*STATED EXERCISE*
Could you transcribe the material below exactly, without leaving out a single line?

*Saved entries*
*-*-*

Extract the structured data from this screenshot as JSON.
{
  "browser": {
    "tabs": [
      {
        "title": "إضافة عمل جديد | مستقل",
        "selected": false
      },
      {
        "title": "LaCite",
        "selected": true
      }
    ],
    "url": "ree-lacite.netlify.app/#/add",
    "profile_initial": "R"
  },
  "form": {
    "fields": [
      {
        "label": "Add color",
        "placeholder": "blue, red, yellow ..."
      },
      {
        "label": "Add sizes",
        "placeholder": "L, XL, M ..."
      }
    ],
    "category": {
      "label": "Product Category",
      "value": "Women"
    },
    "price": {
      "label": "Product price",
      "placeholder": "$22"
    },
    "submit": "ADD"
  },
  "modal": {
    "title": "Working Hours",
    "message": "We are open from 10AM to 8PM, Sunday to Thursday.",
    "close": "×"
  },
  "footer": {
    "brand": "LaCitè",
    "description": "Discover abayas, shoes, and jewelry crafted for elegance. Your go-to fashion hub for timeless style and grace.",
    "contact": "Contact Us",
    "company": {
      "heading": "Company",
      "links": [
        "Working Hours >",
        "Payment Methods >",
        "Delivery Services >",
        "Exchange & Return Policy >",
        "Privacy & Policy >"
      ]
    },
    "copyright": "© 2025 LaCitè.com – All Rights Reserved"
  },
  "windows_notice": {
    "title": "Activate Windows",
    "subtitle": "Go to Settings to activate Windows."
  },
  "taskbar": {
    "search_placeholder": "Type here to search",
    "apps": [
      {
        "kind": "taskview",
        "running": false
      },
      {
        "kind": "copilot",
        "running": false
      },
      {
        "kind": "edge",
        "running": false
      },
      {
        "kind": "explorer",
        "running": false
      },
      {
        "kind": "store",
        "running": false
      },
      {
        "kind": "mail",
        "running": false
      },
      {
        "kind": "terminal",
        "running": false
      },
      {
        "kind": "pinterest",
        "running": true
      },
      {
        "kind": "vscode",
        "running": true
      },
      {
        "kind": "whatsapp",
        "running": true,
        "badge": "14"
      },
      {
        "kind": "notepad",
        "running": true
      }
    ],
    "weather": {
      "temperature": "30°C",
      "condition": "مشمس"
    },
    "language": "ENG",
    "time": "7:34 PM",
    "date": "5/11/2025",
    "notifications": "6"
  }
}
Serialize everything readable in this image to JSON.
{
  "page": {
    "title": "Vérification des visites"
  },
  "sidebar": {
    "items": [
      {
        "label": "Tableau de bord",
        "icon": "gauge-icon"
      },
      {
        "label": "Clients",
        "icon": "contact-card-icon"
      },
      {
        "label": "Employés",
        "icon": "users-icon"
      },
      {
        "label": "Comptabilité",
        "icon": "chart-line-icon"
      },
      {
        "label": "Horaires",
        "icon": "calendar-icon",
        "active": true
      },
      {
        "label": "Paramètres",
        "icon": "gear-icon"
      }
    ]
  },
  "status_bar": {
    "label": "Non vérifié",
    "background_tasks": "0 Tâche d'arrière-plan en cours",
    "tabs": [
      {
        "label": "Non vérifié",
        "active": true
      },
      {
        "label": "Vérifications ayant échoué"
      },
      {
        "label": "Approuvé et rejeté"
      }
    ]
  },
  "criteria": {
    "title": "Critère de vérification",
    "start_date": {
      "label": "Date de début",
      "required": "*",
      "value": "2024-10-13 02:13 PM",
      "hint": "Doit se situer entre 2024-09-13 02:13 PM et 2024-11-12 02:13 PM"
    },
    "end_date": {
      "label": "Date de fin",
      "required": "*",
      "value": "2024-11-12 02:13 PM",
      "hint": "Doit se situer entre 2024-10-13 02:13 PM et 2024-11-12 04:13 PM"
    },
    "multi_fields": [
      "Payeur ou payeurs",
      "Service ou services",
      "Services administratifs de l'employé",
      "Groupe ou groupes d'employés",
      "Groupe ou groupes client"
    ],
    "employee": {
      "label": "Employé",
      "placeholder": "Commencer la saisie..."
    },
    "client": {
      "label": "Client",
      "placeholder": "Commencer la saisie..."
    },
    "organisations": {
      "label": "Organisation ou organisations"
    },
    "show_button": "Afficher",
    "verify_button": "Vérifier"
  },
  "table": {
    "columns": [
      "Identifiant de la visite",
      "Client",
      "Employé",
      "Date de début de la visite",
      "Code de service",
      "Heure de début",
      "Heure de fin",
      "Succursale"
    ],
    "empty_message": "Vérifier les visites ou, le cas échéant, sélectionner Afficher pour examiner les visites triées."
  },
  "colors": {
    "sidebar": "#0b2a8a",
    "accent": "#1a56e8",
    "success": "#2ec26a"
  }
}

*-*-*

*FINAL RESULT*
Extract the structured data from this screenshot as JSON.
{
  "browser": {
    "tabs": [
      {
        "title": "إضافة عمل جديد | مستقل",
        "selected": false
      },
      {
        "title": "LaCite",
        "selected": true
      }
    ],
    "url": "ree-lacite.netlify.app/#/add",
    "profile_initial": "R"
  },
  "form": {
    "fields": [
      {
        "label": "Add color",
        "placeholder": "blue, red, yellow ..."
      },
      {
        "label": "Add sizes",
        "placeholder": "L, XL, M ..."
      }
    ],
    "category": {
      "label": "Product Category",
      "value": "Women"
    },
    "price": {
      "label": "Product price",
      "placeholder": "$22"
    },
    "submit": "ADD"
  },
  "modal": {
    "title": "Working Hours",
    "message": "We are open from 10AM to 8PM, Sunday to Thursday.",
    "close": "×"
  },
  "footer": {
    "brand": "LaCitè",
    "description": "Discover abayas, shoes, and jewelry crafted for elegance. Your go-to fashion hub for timeless style and grace.",
    "contact": "Contact Us",
    "company": {
      "heading": "Company",
      "links": [
        "Working Hours >",
        "Payment Methods >",
        "Delivery Services >",
        "Exchange & Return Policy >",
        "Privacy & Policy >"
      ]
    },
    "copyright": "© 2025 LaCitè.com – All Rights Reserved"
  },
  "windows_notice": {
    "title": "Activate Windows",
    "subtitle": "Go to Settings to activate Windows."
  },
  "taskbar": {
    "search_placeholder": "Type here to search",
    "apps": [
      {
        "kind": "taskview",
        "running": false
      },
      {
        "kind": "copilot",
        "running": false
      },
      {
        "kind": "edge",
        "running": false
      },
      {
        "kind": "explorer",
        "running": false
      },
      {
        "kind": "store",
        "running": false
      },
      {
        "kind": "mail",
        "running": false
      },
      {
        "kind": "terminal",
        "running": false
      },
      {
        "kind": "pinterest",
        "running": true
      },
      {
        "kind": "vscode",
        "running": true
      },
      {
        "kind": "whatsapp",
        "running": true,
        "badge": "14"
      },
      {
        "kind": "notepad",
        "running": true
      }
    ],
    "weather": {
      "temperature": "30°C",
      "condition": "مشمس"
    },
    "language": "ENG",
    "time": "7:34 PM",
    "date": "5/11/2025",
    "notifications": "6"
  }
}
Serialize everything readable in this image to JSON.
{
  "page": {
    "title": "Vérification des visites"
  },
  "sidebar": {
    "items": [
      {
        "label": "Tableau de bord",
        "icon": "gauge-icon"
      },
      {
        "label": "Clients",
        "icon": "contact-card-icon"
      },
      {
        "label": "Employés",
        "icon": "users-icon"
      },
      {
        "label": "Comptabilité",
        "icon": "chart-line-icon"
      },
      {
        "label": "Horaires",
        "icon": "calendar-icon",
        "active": true
      },
      {
        "label": "Paramètres",
        "icon": "gear-icon"
      }
    ]
  },
  "status_bar": {
    "label": "Non vérifié",
    "background_tasks": "0 Tâche d'arrière-plan en cours",
    "tabs": [
      {
        "label": "Non vérifié",
        "active": true
      },
      {
        "label": "Vérifications ayant échoué"
      },
      {
        "label": "Approuvé et rejeté"
      }
    ]
  },
  "criteria": {
    "title": "Critère de vérification",
    "start_date": {
      "label": "Date de début",
      "required": "*",
      "value": "2024-10-13 02:13 PM",
      "hint": "Doit se situer entre 2024-09-13 02:13 PM et 2024-11-12 02:13 PM"
    },
    "end_date": {
      "label": "Date de fin",
      "required": "*",
      "value": "2024-11-12 02:13 PM",
      "hint": "Doit se situer entre 2024-10-13 02:13 PM et 2024-11-12 04:13 PM"
    },
    "multi_fields": [
      "Payeur ou payeurs",
      "Service ou services",
      "Services administratifs de l'employé",
      "Groupe ou groupes d'employés",
      "Groupe ou groupes client"
    ],
    "employee": {
      "label": "Employé",
      "placeholder": "Commencer la saisie..."
    },
    "client": {
      "label": "Client",
      "placeholder": "Commencer la saisie..."
    },
    "organisations": {
      "label": "Organisation ou organisations"
    },
    "show_button": "Afficher",
    "verify_button": "Vérifier"
  },
  "table": {
    "columns": [
      "Identifiant de la visite",
      "Client",
      "Employé",
      "Date de début de la visite",
      "Code de service",
      "Heure de début",
      "Heure de fin",
      "Succursale"
    ],
    "empty_message": "Vérifier les visites ou, le cas échéant, sélectionner Afficher pour examiner les visites triées."
  },
  "colors": {
    "sidebar": "#0b2a8a",
    "accent": "#1a56e8",
    "success": "#2ec26a"
  }
}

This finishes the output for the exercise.